• _Selected passage_:
════
Last summer, just as a £50m apartment was sold on Prince's Gate, London, Gavin Pierpoint moved into a house in Cobridge, Stoke-on-Trent. Although 160 miles away and less grand – Cobridge is a post-industrial area with a canal, old industrial buildings and terraces that had become a bit forlorn of late – Pierpoint's century-old two-up, two-down with a little yard cost the sum of £1. That wouldn't have bought the doorknob in Prince's Gate, where the grand stucco houses overlook Hyde Park.

"I moved out of rented accommodation in Stoke and it's been a great opportunity for me," says civil servant Pierpoint, 28, who found himself successful amid a surfeit of applicants for Stoke's £1 homes. "It's cheaper than buying a house on Stoke's market, you don't need a big deposit and these are good houses that I believe were once built for coal miners."

The UK's new £1 houses have been getting a lot of interest recently. But of course: with an average house price of £180,000 in England and Wales, and £475,000 in London – only an hour and a half away by train to Stoke – they're preposterously cheap. And all eyes are on them as part of a wider plan to bring unused homes back into use across the country. "We see this as a holistic 10-year vision for social uplift and urban renewal," a spokesman for Stoke-on-Trent Council says. Assuming all the plans for renewal of the North and the Midlands take off, it might be the best £1 Pierpoint has ever spent.
════
• _Tasks and exercises_:
(a) Copy the records word for word, beginning at their first line and going on through the line that contains "- smart-avatar-dropdown[interactable]: Smart".
(b) Continue the passage about Stoke-on-Trent's £1 houses from the point where it stops.
════
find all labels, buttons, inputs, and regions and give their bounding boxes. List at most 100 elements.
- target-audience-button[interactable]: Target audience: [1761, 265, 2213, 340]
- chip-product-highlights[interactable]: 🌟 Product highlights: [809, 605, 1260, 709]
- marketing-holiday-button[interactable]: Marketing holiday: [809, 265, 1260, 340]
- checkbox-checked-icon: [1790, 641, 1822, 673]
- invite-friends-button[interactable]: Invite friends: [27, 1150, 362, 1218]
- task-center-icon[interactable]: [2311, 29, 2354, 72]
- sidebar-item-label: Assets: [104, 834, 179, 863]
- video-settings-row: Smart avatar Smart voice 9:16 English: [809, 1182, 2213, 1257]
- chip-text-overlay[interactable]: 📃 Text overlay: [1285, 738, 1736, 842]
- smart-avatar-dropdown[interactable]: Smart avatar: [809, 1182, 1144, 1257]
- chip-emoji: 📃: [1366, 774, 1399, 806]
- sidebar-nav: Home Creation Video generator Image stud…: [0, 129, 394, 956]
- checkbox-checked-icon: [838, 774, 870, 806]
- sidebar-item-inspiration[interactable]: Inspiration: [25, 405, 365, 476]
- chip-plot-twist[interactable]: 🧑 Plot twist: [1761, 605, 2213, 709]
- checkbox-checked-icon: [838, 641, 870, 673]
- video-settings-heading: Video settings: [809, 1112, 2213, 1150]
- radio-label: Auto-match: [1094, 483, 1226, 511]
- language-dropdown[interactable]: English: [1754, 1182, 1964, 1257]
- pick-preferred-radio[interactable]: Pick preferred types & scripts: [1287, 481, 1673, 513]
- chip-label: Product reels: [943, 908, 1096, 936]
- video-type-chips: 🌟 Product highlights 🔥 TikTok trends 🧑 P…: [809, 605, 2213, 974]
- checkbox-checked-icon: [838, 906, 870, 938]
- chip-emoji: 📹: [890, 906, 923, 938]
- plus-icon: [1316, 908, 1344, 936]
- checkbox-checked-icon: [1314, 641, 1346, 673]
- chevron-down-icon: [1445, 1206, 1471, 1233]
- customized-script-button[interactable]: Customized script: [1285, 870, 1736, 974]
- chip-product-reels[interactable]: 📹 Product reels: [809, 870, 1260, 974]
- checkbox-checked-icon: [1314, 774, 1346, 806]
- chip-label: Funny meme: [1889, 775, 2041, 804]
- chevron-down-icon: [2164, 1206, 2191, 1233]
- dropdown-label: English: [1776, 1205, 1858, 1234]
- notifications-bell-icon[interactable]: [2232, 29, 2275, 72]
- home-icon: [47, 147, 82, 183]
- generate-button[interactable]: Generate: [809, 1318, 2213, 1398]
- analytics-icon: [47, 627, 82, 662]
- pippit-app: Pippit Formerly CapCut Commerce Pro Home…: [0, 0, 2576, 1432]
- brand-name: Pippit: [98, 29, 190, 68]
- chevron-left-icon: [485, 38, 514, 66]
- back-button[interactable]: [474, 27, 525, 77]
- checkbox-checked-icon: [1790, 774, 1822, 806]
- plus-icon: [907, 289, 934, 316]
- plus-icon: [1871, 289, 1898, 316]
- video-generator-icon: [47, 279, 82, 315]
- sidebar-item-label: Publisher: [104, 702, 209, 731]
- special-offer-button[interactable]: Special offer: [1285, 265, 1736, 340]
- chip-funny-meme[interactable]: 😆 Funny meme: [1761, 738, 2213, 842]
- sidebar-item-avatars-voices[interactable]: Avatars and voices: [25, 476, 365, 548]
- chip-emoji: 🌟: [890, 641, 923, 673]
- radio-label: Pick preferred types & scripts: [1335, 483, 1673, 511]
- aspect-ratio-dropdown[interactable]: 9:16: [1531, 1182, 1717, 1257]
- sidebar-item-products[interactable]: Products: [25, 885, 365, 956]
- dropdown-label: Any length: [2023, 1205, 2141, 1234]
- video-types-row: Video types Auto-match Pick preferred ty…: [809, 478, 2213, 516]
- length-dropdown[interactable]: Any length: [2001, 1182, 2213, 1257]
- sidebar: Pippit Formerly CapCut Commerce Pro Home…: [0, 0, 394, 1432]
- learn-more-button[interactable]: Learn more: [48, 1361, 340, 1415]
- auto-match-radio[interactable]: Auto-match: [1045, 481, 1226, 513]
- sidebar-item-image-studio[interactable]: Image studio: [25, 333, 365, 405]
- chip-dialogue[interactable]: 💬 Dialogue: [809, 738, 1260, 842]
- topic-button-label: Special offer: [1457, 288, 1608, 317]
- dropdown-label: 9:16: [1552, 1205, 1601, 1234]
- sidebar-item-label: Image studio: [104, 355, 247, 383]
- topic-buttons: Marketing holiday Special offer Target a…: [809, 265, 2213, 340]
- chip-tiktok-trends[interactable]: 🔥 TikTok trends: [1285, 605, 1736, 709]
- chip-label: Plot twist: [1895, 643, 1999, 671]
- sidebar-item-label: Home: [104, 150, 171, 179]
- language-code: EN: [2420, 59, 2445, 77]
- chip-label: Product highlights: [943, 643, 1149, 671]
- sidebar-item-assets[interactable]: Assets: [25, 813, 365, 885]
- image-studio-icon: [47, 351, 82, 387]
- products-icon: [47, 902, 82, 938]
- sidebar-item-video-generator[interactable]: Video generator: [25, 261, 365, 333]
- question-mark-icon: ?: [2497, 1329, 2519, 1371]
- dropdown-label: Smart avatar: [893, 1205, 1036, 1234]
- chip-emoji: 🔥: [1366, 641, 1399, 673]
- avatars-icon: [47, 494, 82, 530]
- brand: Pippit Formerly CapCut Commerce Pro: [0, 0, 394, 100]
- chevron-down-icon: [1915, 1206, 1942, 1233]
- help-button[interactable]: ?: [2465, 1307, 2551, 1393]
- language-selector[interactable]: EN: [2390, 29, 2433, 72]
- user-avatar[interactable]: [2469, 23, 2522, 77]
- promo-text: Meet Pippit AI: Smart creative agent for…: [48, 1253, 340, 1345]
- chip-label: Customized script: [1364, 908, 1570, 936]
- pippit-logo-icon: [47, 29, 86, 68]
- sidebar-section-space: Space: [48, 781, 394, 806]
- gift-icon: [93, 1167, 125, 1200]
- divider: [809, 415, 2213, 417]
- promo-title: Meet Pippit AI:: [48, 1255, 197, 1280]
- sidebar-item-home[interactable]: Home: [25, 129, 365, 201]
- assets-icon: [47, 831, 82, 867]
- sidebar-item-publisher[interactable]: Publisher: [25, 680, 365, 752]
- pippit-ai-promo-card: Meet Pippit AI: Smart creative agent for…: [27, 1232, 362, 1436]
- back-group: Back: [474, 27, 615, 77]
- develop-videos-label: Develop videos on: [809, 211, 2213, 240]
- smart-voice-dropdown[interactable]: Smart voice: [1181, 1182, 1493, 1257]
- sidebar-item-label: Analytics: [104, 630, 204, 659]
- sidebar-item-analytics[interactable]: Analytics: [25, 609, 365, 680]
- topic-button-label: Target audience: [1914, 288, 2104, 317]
════
• _Results by task_:
(a)
find all labels, buttons, inputs, and regions and give their bounding boxes. List at most 100 elements.
- target-audience-button[interactable]: Target audience: [1761, 265, 2213, 340]
- chip-product-highlights[interactable]: 🌟 Product highlights: [809, 605, 1260, 709]
- marketing-holiday-button[interactable]: Marketing holiday: [809, 265, 1260, 340]
- checkbox-checked-icon: [1790, 641, 1822, 673]
- invite-friends-button[interactable]: Invite friends: [27, 1150, 362, 1218]
- task-center-icon[interactable]: [2311, 29, 2354, 72]
- sidebar-item-label: Assets: [104, 834, 179, 863]
- video-settings-row: Smart avatar Smart voice 9:16 English: [809, 1182, 2213, 1257]
- chip-text-overlay[interactable]: 📃 Text overlay: [1285, 738, 1736, 842]
- smart-avatar-dropdown[interactable]: Smart avatar: [809, 1182, 1144, 1257]

(b)
True, the £1 is just the start for each owner. Pierpoint's house, like the 32 others in Stoke's scheme, necessitates his taking a £30,000 low-interest loan for renovation, and he has to live there for five years before he can sell (a device to stop "flippers" who might do them up then sell for a profit). Also, applicants for the £1 homes have to be in paid employment, first-time buyers and able to demonstrate that they have both good credit and savings for renovation. But it still means that Pierpoint gets a home below market value, and is part of a process of regeneration.

For all these reasons, the £1 homes have captured the public imagination. One fan is Matthew Rice, an author who is both the co-owner of the Stoke-on-Trent pottery manufacturer Emma Bridgewater and the husband of the woman who gave her name to the company.As he says: "The management of the city council is in touch with best practice and contemporary thinking in urban renewal." Anna Francis, an artist and gallery curator who lives in another £1 house a few streets away from Pierpoint, agrees: "We have to do it up a bit and the area's slightly rough round the edges. But it's great. The area's changing."

Great deal of security: a regeneration scheme in Liverpool (Rex)

A similar project is happening in Liverpool, where 21 £1 houses have been offered in the depressed Anfield area. It has been similarly well-subscribed, with two houses finished and 15 under way so far and, says the Mayor of Liverpool, Joe Anderson: "Our pilot scheme is transforming run-down properties into beautiful family homes." Indeed, so well has the scheme gone that Liverpool has announced 150 extra £1 properties – which until recently were earmarked for demolition – in Picton. "We're calling it 'Homes for a Pound Plus' because we are doing some of the more difficult work ourselves before handing them over," says a spokesman for Liverpool City Council.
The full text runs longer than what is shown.